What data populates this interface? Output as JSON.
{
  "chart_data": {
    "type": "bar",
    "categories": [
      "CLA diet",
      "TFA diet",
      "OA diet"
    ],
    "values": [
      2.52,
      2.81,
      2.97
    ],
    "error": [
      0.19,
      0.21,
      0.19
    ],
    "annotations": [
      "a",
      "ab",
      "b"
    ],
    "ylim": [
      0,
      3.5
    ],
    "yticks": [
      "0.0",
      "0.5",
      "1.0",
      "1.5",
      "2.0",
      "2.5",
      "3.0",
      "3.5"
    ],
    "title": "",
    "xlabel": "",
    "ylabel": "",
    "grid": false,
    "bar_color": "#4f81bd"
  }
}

========================

Reproduce the entries above exactly.

What data populates this interface? Output as JSON.
{
  "chart_data": {
    "type": "bar",
    "categories": [
      "CLA diet",
      "TFA diet",
      "OA diet"
    ],
    "values": [
      2.52,
      2.81,
      2.97
    ],
    "error": [
      0.19,
      0.21,
      0.19
    ],
    "annotations": [
      "a",
      "ab",
      "b"
    ],
    "ylim": [
      0,
      3.5
    ],
    "yticks": [
      "0.0",
      "0.5",
      "1.0",
      "1.5",
      "2.0",
      "2.5",
      "3.0",
      "3.5"
    ],
    "title": "",
    "xlabel": "",
    "ylabel": "",
    "grid": false,
    "bar_color": "#4f81bd"
  }
}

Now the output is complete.